## Page excerpt
***

Every one of those movies had a political purpose.

------
korethr
I'm one of the 90s kids who watched this series. I'd not realized that there'd
been executive pressure to make the show into another 20 minute toy commercial
-- I never got that vibe from watching it. So, IMO, they successfully resisted
that pressure, which I'm glad of.

I was only half-aware of it at the time, but I absolutely loved the fact that
it wasn't overly silly, wacky or talking down to me. It offered serious,
mature storytelling with relatable characters, and a longer serialized plot. I
couldn't quite articulate those qualities at my young age, but at some level,
I felt their lack in other cartoons. Even if I couldn't explain why, I knew
what I was watching was good.

***

## Dataset rows
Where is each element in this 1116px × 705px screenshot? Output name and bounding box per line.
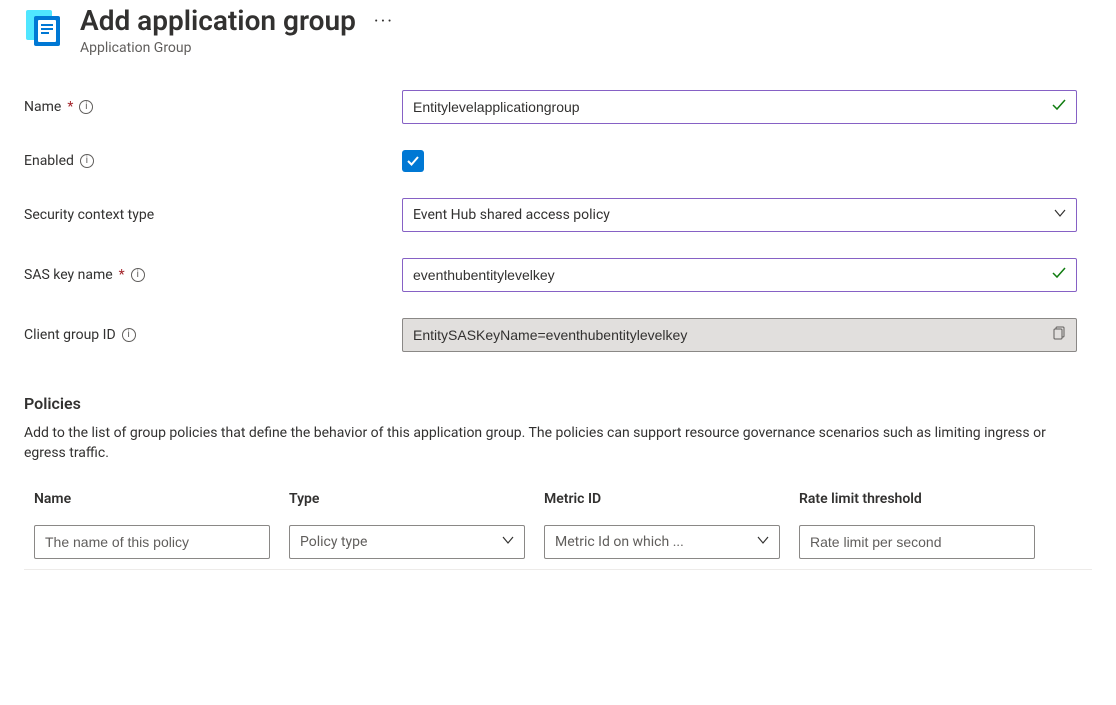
info-icon[interactable]: i (79, 100, 93, 114)
policies-header-row: Name Type Metric ID Rate limit threshold (24, 491, 1092, 525)
page-header: Add application group ··· Application Gr… (24, 4, 1092, 56)
policies-description: Add to the list of group policies that d… (24, 423, 1074, 464)
required-marker: * (119, 267, 125, 283)
table-divider (24, 569, 1092, 570)
security-context-label-text: Security context type (24, 207, 154, 223)
sas-key-input[interactable] (402, 258, 1077, 292)
policy-metric-placeholder: Metric Id on which ... (555, 534, 684, 550)
security-context-select[interactable]: Event Hub shared access policy (402, 198, 1077, 232)
policy-threshold-input[interactable] (799, 525, 1035, 559)
info-icon[interactable]: i (80, 154, 94, 168)
security-context-label: Security context type (24, 207, 402, 223)
page-subtitle: Application Group (80, 40, 394, 56)
name-label-text: Name (24, 99, 61, 115)
app-group-icon (24, 8, 66, 50)
client-group-id-label: Client group ID i (24, 327, 402, 343)
sas-key-label-text: SAS key name (24, 267, 113, 283)
enabled-label: Enabled i (24, 153, 402, 169)
col-name: Name (34, 491, 289, 507)
enabled-checkbox[interactable] (402, 150, 424, 172)
policy-type-select[interactable]: Policy type (289, 525, 525, 559)
security-context-value: Event Hub shared access policy (413, 207, 610, 223)
enabled-label-text: Enabled (24, 153, 74, 169)
policy-metric-select[interactable]: Metric Id on which ... (544, 525, 780, 559)
policies-table: Name Type Metric ID Rate limit threshold… (24, 491, 1092, 570)
client-group-id-field (402, 318, 1077, 352)
policies-input-row: Policy type Metric Id on which ... (24, 525, 1092, 559)
col-metric: Metric ID (544, 491, 799, 507)
copy-icon[interactable] (1053, 326, 1067, 344)
sas-key-label: SAS key name * i (24, 267, 402, 283)
info-icon[interactable]: i (122, 328, 136, 342)
more-actions-button[interactable]: ··· (374, 9, 394, 32)
client-group-id-label-text: Client group ID (24, 327, 116, 343)
name-input[interactable] (402, 90, 1077, 124)
policies-section: Policies Add to the list of group polici… (24, 394, 1092, 571)
policy-type-placeholder: Policy type (300, 534, 367, 550)
policy-name-input[interactable] (34, 525, 270, 559)
info-icon[interactable]: i (131, 268, 145, 282)
col-type: Type (289, 491, 544, 507)
page-title: Add application group (80, 4, 356, 38)
policies-title: Policies (24, 394, 1092, 413)
required-marker: * (67, 99, 73, 115)
app-group-form: Name * i Enabled i Security context type (24, 90, 1092, 352)
col-threshold: Rate limit threshold (799, 491, 1054, 507)
name-label: Name * i (24, 99, 402, 115)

***

## To be done
Copy out the forum excerpt about the 1990s cartoon series in full, word for word, with nothing added or left out.

## Exercise solution
Every one of those movies had a political purpose.

------
korethr
I'm one of the 90s kids who watched this series. I'd not realized that there'd
been executive pressure to make the show into another 20 minute toy commercial
-- I never got that vibe from watching it. So, IMO, they successfully resisted
that pressure, which I'm glad of.

I was only half-aware of it at the time, but I absolutely loved the fact that
it wasn't overly silly, wacky or talking down to me. It offered serious,
mature storytelling with relatable characters, and a longer serialized plot. I
couldn't quite articulate those qualities at my young age, but at some level,
I felt their lack in other cartoons. Even if I couldn't explain why, I knew
what I was watching was good.